### BRIEF
Go through the lines below and copy each one that holds the string "Woodville".

** begin ENTRIES SUPPLIED **

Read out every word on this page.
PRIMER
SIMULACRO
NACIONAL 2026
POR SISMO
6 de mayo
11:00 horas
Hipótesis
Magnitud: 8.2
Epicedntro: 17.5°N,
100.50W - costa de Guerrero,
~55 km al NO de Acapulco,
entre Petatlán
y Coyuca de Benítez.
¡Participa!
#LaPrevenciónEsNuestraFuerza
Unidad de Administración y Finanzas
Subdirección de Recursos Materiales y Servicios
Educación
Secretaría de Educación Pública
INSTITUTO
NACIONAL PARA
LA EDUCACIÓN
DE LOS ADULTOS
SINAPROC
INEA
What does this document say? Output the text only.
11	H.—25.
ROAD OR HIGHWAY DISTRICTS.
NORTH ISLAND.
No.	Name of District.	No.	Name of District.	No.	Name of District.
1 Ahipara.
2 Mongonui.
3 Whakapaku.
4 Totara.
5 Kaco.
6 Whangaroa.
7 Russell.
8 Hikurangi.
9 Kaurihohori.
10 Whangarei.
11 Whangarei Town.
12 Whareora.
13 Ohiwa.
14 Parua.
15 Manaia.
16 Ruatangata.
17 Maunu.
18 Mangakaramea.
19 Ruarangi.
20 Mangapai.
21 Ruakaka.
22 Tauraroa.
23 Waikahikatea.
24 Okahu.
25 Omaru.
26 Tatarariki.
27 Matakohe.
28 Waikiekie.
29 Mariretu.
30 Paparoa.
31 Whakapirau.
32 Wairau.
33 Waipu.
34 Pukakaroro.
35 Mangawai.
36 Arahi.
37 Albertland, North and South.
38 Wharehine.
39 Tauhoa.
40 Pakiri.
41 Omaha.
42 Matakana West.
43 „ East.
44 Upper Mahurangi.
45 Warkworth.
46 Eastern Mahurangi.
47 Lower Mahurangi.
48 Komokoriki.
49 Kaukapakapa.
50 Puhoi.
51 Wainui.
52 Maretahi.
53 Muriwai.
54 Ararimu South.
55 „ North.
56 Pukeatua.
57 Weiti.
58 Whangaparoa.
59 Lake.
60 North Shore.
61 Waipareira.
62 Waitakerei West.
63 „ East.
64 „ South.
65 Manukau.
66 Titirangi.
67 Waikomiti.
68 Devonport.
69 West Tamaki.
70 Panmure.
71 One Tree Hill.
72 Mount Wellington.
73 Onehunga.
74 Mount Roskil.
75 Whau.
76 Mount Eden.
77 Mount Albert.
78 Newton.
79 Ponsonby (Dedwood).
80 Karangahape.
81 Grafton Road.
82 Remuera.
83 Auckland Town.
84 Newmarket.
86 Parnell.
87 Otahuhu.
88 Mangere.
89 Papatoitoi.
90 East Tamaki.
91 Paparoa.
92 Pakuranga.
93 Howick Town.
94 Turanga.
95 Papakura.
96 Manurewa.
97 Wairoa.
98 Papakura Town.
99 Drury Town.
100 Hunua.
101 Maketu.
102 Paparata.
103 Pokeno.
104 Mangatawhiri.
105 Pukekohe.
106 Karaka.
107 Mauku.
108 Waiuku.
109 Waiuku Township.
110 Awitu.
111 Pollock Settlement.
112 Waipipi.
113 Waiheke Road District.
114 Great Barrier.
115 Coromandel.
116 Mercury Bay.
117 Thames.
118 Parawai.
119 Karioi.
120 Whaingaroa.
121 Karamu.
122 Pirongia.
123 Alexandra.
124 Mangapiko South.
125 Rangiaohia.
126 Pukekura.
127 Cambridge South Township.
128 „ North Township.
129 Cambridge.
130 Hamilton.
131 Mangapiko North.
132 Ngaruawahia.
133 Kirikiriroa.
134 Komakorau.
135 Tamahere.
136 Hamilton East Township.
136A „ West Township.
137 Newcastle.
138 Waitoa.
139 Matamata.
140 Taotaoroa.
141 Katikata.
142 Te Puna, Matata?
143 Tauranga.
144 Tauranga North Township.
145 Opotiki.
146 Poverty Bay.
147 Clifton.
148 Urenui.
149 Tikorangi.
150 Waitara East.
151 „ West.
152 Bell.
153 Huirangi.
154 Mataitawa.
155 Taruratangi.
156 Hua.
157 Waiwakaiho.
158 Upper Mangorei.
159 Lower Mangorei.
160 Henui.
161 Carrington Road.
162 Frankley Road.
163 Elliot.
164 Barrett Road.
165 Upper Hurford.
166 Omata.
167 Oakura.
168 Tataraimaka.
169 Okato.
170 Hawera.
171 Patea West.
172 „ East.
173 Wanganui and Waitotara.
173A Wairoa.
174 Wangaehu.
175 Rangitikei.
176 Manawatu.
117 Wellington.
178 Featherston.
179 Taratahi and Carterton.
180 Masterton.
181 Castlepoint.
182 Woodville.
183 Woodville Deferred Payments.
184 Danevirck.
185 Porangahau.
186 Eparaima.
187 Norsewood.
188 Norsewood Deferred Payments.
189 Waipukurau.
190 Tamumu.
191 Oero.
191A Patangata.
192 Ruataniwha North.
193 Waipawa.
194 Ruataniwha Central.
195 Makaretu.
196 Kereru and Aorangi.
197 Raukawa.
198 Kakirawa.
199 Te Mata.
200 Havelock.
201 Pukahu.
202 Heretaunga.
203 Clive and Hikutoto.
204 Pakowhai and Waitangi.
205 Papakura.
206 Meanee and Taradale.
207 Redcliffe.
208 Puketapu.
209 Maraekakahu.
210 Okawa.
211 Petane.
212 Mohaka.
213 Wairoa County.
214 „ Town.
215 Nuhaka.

** end ENTRIES SUPPLIED **

### RESULT OF THIS EXERCISE
182 Woodville.
183 Woodville Deferred Payments.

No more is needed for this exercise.